*Task item*:
Please transcribe the data that follows without the pictures, keeping every word the same.

--- Extracted information Enclosed Below ---

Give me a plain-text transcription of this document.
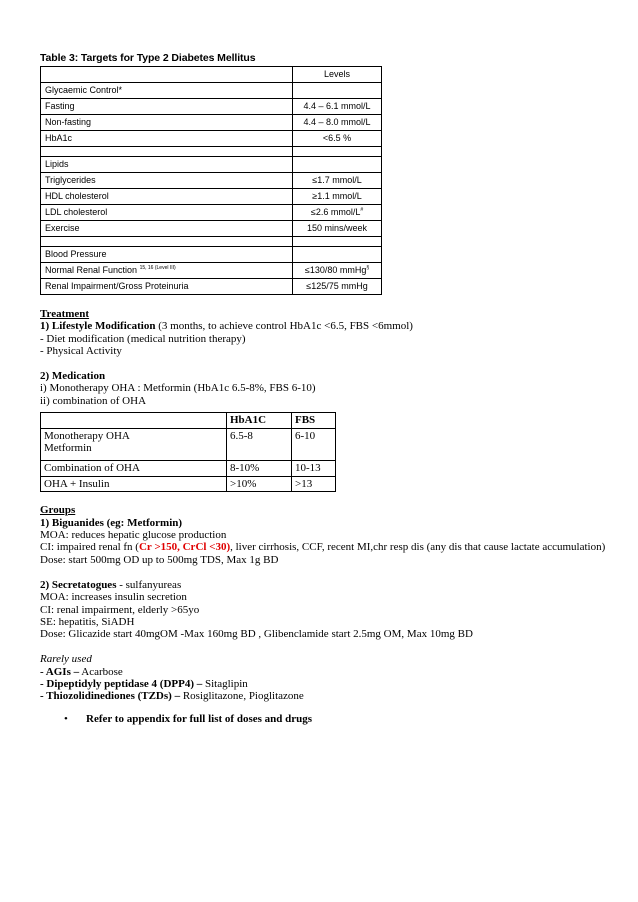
Table 3: Targets for Type 2 Diabetes Mellitus
	Levels
Glycaemic Control*	
Fasting	4.4 – 6.1 mmol/L
Non-fasting	4.4 – 8.0 mmol/L
HbA1c	<6.5 %

Lipids	
Triglycerides	≤1.7 mmol/L
HDL cholesterol	≥1.1 mmol/L
LDL cholesterol	≤2.6 mmol/L#
Exercise	150 mins/week

Blood Pressure	
Normal Renal Function $^{15, 16 (Level III)}$	≤130/80 mmHg§
Renal Impairment/Gross Proteinuria	≤125/75 mmHg

Treatment

1) Lifestyle Modification (3 months, to achieve control HbA1c <6.5, FBS <6mmol)

- Diet modification (medical nutrition therapy)

- Physical Activity

2) Medication

i) Monotherapy OHA : Metformin (HbA1c 6.5-8%, FBS 6-10)

ii) combination of OHA

	HbA1C	FBS

Monotherapy OHA
Metformin	6.5-8	6-10
Combination of OHA	8-10%	10-13
OHA + Insulin	>10%	>13

Groups

1) Biguanides (eg: Metformin)

MOA: reduces hepatic glucose production

CI: impaired renal fn (Cr >150, CrCl <30), liver cirrhosis, CCF, recent MI,chr resp dis (any dis that cause lactate accumulation)

Dose: start 500mg OD up to 500mg TDS, Max 1g BD

2) Secretatogues - sulfanyureas

MOA: increases insulin secretion

CI: renal impairment, elderly >65yo

SE: hepatitis, SiADH

Dose: Glicazide start 40mgOM -Max 160mg BD , Glibenclamide start 2.5mg OM, Max 10mg BD

Rarely used

- AGIs – Acarbose

- Dipeptidyly peptidase 4 (DPP4) – Sitaglipin

- Thiozolidinediones (TZDs) – Rosiglitazone, Pioglitazone

• Refer to appendix for full list of doses and drugs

--- End of Enclosed Extracted information ---

*Problem solution*:
Give me a plain-text transcription of this document.
Table 3: Targets for Type 2 Diabetes Mellitus
	Levels
Glycaemic Control*	
Fasting	4.4 – 6.1 mmol/L
Non-fasting	4.4 – 8.0 mmol/L
HbA1c	<6.5 %

Lipids	
Triglycerides	≤1.7 mmol/L
HDL cholesterol	≥1.1 mmol/L
LDL cholesterol	≤2.6 mmol/L#
Exercise	150 mins/week

Blood Pressure	
Normal Renal Function $^{15, 16 (Level III)}$	≤130/80 mmHg§
Renal Impairment/Gross Proteinuria	≤125/75 mmHg

Treatment

1) Lifestyle Modification (3 months, to achieve control HbA1c <6.5, FBS <6mmol)

- Diet modification (medical nutrition therapy)

- Physical Activity

2) Medication

i) Monotherapy OHA : Metformin (HbA1c 6.5-8%, FBS 6-10)

ii) combination of OHA

	HbA1C	FBS

Monotherapy OHA
Metformin	6.5-8	6-10
Combination of OHA	8-10%	10-13
OHA + Insulin	>10%	>13

Groups

1) Biguanides (eg: Metformin)

MOA: reduces hepatic glucose production

CI: impaired renal fn (Cr >150, CrCl <30), liver cirrhosis, CCF, recent MI,chr resp dis (any dis that cause lactate accumulation)

Dose: start 500mg OD up to 500mg TDS, Max 1g BD

2) Secretatogues - sulfanyureas

MOA: increases insulin secretion

CI: renal impairment, elderly >65yo

SE: hepatitis, SiADH

Dose: Glicazide start 40mgOM -Max 160mg BD , Glibenclamide start 2.5mg OM, Max 10mg BD

Rarely used

- AGIs – Acarbose

- Dipeptidyly peptidase 4 (DPP4) – Sitaglipin

- Thiozolidinediones (TZDs) – Rosiglitazone, Pioglitazone

• Refer to appendix for full list of doses and drugs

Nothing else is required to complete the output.